> **AVAILABLE RECORDS**
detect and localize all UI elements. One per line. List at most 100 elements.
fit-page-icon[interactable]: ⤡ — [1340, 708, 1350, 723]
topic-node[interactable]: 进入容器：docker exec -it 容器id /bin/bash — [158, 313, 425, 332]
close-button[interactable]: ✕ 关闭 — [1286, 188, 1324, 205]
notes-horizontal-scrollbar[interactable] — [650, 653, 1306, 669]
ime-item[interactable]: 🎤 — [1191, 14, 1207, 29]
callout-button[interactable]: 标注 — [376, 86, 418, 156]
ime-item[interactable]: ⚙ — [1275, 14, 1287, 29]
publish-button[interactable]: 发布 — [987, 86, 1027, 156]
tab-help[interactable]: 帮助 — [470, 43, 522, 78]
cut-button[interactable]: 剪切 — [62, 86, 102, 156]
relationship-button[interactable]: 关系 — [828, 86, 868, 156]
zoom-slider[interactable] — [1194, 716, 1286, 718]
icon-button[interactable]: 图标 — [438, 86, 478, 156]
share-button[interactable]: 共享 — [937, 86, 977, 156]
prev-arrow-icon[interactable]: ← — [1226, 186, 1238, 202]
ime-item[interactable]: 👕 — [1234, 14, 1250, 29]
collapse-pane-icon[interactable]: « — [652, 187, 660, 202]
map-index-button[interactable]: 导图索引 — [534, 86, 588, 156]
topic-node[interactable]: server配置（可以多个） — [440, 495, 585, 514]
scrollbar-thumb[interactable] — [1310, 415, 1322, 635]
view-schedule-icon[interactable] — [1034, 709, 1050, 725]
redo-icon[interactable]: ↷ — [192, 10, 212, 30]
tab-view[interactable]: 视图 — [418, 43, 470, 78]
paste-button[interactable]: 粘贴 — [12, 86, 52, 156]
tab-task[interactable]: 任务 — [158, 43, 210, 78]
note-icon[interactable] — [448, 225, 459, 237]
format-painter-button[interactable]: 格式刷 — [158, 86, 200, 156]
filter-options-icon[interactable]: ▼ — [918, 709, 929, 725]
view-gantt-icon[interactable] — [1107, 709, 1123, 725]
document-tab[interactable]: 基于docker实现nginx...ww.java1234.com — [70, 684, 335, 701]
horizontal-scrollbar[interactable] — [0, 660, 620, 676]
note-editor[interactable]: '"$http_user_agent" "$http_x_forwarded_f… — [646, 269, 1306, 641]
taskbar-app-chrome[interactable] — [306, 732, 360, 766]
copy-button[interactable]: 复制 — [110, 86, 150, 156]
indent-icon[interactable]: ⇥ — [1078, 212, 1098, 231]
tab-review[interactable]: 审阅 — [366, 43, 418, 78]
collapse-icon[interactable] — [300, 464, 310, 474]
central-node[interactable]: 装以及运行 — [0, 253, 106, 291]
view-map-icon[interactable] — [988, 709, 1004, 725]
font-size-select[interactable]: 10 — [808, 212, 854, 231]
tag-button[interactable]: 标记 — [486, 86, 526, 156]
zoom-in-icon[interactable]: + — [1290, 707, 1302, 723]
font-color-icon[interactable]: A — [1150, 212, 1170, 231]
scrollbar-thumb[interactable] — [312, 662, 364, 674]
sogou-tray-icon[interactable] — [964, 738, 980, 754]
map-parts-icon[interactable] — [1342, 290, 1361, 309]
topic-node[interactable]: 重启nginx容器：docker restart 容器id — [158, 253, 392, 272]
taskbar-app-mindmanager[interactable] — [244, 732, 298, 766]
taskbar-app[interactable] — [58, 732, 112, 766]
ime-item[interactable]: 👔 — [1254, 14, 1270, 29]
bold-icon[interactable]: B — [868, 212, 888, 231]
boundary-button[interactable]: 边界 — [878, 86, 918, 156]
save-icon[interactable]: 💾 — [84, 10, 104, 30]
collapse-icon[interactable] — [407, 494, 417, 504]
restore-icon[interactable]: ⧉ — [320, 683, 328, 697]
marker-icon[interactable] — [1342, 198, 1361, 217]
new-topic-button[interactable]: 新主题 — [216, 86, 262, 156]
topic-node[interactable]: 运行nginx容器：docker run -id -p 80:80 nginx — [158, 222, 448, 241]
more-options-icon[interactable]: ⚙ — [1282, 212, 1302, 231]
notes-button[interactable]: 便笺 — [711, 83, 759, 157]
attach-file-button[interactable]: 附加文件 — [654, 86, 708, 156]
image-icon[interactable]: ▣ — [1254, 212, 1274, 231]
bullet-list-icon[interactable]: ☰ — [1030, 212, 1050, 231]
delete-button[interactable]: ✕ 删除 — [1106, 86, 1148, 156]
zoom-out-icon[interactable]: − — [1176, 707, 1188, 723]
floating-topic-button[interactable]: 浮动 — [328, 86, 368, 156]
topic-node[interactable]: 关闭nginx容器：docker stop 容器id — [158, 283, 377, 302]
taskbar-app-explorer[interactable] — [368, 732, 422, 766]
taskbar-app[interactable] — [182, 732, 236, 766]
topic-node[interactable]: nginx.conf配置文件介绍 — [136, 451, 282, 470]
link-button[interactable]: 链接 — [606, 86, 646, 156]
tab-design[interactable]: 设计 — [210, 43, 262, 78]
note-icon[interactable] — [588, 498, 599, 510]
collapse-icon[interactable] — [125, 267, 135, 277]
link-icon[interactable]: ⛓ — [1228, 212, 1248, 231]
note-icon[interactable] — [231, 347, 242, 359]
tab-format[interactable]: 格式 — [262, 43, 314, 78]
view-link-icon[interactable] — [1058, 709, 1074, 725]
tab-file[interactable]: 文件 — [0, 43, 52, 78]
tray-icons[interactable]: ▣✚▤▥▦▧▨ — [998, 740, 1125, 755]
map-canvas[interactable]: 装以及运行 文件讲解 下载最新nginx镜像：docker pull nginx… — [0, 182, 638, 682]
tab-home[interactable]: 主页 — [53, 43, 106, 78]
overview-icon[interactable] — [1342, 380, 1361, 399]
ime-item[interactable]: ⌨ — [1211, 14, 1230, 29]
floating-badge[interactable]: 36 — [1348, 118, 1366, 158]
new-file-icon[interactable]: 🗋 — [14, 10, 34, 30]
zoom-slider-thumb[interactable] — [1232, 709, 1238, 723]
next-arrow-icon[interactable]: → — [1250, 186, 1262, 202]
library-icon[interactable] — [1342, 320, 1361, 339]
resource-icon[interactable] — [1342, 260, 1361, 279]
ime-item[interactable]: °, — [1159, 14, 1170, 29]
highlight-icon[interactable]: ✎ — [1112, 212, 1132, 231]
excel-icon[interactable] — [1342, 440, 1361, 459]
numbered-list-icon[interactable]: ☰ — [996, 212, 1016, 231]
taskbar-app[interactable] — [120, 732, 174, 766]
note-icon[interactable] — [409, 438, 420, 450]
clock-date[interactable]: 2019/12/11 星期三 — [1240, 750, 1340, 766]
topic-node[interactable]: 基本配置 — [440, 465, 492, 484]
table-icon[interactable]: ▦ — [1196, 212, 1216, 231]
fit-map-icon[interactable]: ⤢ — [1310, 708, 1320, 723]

...

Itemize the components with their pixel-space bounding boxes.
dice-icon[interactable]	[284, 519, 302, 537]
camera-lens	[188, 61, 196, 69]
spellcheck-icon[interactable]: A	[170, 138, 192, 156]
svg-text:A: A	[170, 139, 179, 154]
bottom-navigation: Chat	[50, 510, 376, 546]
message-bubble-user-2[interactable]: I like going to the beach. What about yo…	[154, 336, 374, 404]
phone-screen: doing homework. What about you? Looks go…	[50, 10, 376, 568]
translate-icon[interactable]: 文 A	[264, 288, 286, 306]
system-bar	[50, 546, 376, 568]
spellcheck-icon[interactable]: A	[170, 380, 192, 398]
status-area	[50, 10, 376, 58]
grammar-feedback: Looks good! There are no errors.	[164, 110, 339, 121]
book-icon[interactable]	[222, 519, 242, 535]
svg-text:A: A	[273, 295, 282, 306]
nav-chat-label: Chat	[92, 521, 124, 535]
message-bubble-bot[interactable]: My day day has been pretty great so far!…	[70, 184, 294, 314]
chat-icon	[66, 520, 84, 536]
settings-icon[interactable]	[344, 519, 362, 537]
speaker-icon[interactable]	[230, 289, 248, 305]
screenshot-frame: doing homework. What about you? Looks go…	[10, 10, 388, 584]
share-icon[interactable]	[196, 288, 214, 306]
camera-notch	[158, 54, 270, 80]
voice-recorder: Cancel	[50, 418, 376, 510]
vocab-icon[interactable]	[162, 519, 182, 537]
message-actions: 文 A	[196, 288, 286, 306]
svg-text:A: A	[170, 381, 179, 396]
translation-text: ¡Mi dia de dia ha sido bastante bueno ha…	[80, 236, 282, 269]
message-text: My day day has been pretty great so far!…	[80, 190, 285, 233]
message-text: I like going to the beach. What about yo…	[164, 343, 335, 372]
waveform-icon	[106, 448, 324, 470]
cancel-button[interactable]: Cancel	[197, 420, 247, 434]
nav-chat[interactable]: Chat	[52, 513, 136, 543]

==

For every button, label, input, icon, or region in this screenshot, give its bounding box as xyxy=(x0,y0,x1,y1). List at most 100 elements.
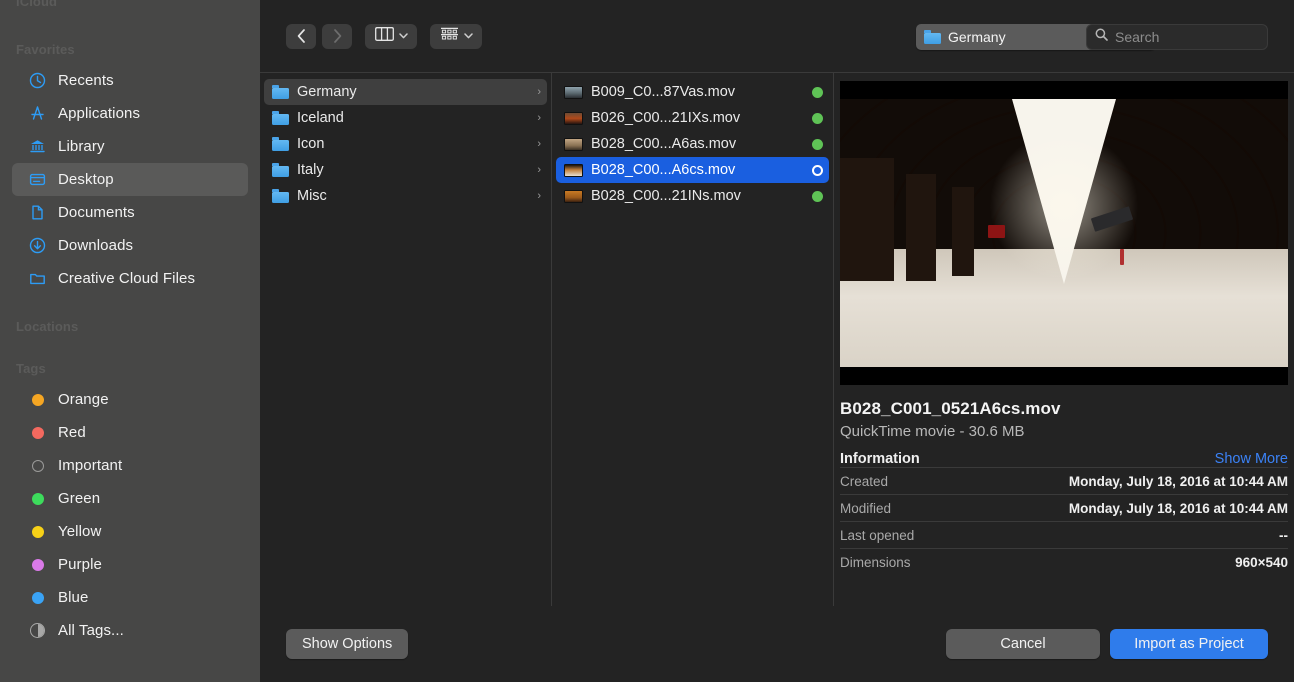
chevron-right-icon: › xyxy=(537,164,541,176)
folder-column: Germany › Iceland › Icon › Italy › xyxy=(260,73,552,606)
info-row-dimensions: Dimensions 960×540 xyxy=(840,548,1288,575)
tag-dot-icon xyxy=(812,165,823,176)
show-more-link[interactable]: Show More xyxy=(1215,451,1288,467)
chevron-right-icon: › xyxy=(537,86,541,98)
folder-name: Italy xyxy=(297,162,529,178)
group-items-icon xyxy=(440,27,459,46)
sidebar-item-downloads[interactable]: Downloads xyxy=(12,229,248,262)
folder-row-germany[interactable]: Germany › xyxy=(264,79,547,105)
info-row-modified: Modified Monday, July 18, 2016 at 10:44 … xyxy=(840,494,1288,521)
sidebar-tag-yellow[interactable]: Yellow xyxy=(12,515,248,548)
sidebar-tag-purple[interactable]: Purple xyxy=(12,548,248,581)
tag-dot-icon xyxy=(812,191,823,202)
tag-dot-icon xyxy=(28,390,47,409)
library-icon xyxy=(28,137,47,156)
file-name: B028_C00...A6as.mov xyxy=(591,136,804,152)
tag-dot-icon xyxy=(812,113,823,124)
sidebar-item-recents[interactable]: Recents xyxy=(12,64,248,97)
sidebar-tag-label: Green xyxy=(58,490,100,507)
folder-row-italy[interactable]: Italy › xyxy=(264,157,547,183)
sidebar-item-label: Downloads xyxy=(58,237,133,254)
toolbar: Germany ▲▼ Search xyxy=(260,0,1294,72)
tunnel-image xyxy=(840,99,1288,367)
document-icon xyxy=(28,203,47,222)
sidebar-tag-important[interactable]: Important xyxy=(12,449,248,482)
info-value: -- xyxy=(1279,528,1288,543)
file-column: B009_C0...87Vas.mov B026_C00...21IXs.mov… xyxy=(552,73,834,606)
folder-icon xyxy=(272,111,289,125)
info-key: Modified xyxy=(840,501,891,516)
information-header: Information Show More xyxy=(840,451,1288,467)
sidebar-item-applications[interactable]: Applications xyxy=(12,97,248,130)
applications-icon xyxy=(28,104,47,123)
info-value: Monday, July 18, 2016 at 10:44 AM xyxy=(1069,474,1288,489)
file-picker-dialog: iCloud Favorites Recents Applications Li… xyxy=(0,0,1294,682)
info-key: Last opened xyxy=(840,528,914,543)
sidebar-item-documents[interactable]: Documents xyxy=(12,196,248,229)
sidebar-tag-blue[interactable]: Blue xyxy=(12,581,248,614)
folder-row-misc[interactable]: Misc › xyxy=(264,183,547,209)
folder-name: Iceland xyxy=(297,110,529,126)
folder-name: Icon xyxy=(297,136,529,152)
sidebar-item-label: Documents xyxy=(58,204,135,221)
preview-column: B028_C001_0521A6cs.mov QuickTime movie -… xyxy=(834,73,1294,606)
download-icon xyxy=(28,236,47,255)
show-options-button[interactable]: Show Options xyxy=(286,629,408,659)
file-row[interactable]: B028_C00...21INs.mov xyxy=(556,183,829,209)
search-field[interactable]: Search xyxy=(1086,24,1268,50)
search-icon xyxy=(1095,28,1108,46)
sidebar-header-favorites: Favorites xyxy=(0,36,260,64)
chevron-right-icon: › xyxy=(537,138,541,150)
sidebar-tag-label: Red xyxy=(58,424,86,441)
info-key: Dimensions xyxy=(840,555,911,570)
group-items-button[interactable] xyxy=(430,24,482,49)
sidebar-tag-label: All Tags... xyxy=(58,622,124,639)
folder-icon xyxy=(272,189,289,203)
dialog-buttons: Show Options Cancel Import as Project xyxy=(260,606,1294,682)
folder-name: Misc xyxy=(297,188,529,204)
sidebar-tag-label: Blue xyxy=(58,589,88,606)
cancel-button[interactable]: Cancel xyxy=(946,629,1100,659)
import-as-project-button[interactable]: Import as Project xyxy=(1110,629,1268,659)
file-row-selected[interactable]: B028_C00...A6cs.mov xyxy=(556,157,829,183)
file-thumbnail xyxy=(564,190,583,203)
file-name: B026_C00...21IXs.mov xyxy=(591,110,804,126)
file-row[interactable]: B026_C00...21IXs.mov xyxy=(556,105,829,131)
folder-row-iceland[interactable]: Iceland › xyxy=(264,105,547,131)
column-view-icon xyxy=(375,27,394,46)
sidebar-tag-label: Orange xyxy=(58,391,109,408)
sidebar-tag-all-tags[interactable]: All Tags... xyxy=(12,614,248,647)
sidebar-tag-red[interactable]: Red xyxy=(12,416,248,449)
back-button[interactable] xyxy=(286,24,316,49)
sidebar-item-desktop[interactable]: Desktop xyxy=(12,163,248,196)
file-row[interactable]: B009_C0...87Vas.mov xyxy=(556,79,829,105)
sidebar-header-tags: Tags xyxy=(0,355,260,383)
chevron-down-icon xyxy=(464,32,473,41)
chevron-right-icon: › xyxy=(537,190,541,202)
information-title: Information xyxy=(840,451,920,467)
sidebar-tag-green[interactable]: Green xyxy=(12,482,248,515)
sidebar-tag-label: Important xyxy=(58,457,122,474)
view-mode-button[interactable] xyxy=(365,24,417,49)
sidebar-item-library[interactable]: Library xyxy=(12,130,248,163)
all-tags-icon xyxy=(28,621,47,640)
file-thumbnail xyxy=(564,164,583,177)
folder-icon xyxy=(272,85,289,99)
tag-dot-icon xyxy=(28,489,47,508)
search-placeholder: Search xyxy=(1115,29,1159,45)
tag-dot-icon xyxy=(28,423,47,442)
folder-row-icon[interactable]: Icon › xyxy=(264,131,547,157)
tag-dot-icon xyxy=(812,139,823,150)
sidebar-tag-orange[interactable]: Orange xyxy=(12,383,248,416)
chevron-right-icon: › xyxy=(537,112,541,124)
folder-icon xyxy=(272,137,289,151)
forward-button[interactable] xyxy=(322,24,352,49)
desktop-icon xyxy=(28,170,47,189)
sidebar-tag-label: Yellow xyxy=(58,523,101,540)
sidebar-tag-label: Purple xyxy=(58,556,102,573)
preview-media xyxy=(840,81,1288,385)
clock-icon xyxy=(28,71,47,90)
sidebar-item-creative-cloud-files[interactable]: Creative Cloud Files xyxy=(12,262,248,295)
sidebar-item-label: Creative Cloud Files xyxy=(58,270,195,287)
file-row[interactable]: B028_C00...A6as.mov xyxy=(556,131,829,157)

> **AIM OF THE EXERCISE**
Change "ime-item" to "input-method-item" in everything from the line containing "detect and localize" down to the line containing "horizontal-scrollbar[interactable] — [0, 660, 620, 676]", and give those lines back with nothing else altered.

> **OUTPUT FOR THIS TASK**
detect and localize all UI elements. One per line. List at most 100 elements.
fit-page-icon[interactable]: ⤡ — [1340, 708, 1350, 723]
topic-node[interactable]: 进入容器：docker exec -it 容器id /bin/bash — [158, 313, 425, 332]
close-button[interactable]: ✕ 关闭 — [1286, 188, 1324, 205]
notes-horizontal-scrollbar[interactable] — [650, 653, 1306, 669]
input-method-item[interactable]: 🎤 — [1191, 14, 1207, 29]
callout-button[interactable]: 标注 — [376, 86, 418, 156]
input-method-item[interactable]: ⚙ — [1275, 14, 1287, 29]
publish-button[interactable]: 发布 — [987, 86, 1027, 156]
tab-help[interactable]: 帮助 — [470, 43, 522, 78]
cut-button[interactable]: 剪切 — [62, 86, 102, 156]
relationship-button[interactable]: 关系 — [828, 86, 868, 156]
zoom-slider[interactable] — [1194, 716, 1286, 718]
icon-button[interactable]: 图标 — [438, 86, 478, 156]
share-button[interactable]: 共享 — [937, 86, 977, 156]
prev-arrow-icon[interactable]: ← — [1226, 186, 1238, 202]
input-method-item[interactable]: 👕 — [1234, 14, 1250, 29]
collapse-pane-icon[interactable]: « — [652, 187, 660, 202]
map-index-button[interactable]: 导图索引 — [534, 86, 588, 156]
topic-node[interactable]: server配置（可以多个） — [440, 495, 585, 514]
scrollbar-thumb[interactable] — [1310, 415, 1322, 635]
view-schedule-icon[interactable] — [1034, 709, 1050, 725]
redo-icon[interactable]: ↷ — [192, 10, 212, 30]
tab-view[interactable]: 视图 — [418, 43, 470, 78]
paste-button[interactable]: 粘贴 — [12, 86, 52, 156]
tab-task[interactable]: 任务 — [158, 43, 210, 78]
note-icon[interactable] — [448, 225, 459, 237]
format-painter-button[interactable]: 格式刷 — [158, 86, 200, 156]
filter-options-icon[interactable]: ▼ — [918, 709, 929, 725]
view-gantt-icon[interactable] — [1107, 709, 1123, 725]
document-tab[interactable]: 基于docker实现nginx...ww.java1234.com — [70, 684, 335, 701]
horizontal-scrollbar[interactable] — [0, 660, 620, 676]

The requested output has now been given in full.